▶ [WHAT TO PRODUCE]: Give the listing below again in full, exactly as written.

▶ [Data items]:

□ □ □ □ □ □ □

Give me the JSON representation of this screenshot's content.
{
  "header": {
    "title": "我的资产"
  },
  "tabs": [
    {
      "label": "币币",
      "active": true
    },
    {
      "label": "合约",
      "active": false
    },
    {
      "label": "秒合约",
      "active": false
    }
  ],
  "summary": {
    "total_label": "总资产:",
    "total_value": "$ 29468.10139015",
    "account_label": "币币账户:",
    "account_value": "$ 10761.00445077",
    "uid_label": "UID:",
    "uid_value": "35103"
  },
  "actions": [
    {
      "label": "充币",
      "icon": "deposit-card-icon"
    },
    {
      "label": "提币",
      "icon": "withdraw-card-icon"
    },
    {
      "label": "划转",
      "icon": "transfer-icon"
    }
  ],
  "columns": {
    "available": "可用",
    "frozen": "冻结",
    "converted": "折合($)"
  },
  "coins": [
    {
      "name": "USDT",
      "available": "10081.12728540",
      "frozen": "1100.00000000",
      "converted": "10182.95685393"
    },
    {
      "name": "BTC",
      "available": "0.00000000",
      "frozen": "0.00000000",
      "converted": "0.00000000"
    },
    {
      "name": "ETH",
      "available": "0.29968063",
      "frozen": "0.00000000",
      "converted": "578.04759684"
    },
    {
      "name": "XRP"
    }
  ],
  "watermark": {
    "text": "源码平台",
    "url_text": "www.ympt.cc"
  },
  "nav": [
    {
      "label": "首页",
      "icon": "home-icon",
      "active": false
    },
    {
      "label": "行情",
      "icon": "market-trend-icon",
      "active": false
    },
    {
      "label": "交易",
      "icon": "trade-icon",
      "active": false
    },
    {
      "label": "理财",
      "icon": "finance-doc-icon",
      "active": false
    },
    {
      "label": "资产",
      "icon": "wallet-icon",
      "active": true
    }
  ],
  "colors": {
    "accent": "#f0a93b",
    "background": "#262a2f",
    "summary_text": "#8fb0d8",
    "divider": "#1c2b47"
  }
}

□ □ □ □ □ □ □

▶ [EXERCISE RESPONSE]:
Give me the JSON representation of this screenshot's content.
{
  "header": {
    "title": "我的资产"
  },
  "tabs": [
    {
      "label": "币币",
      "active": true
    },
    {
      "label": "合约",
      "active": false
    },
    {
      "label": "秒合约",
      "active": false
    }
  ],
  "summary": {
    "total_label": "总资产:",
    "total_value": "$ 29468.10139015",
    "account_label": "币币账户:",
    "account_value": "$ 10761.00445077",
    "uid_label": "UID:",
    "uid_value": "35103"
  },
  "actions": [
    {
      "label": "充币",
      "icon": "deposit-card-icon"
    },
    {
      "label": "提币",
      "icon": "withdraw-card-icon"
    },
    {
      "label": "划转",
      "icon": "transfer-icon"
    }
  ],
  "columns": {
    "available": "可用",
    "frozen": "冻结",
    "converted": "折合($)"
  },
  "coins": [
    {
      "name": "USDT",
      "available": "10081.12728540",
      "frozen": "1100.00000000",
      "converted": "10182.95685393"
    },
    {
      "name": "BTC",
      "available": "0.00000000",
      "frozen": "0.00000000",
      "converted": "0.00000000"
    },
    {
      "name": "ETH",
      "available": "0.29968063",
      "frozen": "0.00000000",
      "converted": "578.04759684"
    },
    {
      "name": "XRP"
    }
  ],
  "watermark": {
    "text": "源码平台",
    "url_text": "www.ympt.cc"
  },
  "nav": [
    {
      "label": "首页",
      "icon": "home-icon",
      "active": false
    },
    {
      "label": "行情",
      "icon": "market-trend-icon",
      "active": false
    },
    {
      "label": "交易",
      "icon": "trade-icon",
      "active": false
    },
    {
      "label": "理财",
      "icon": "finance-doc-icon",
      "active": false
    },
    {
      "label": "资产",
      "icon": "wallet-icon",
      "active": true
    }
  ],
  "colors": {
    "accent": "#f0a93b",
    "background": "#262a2f",
    "summary_text": "#8fb0d8",
    "divider": "#1c2b47"
  }
}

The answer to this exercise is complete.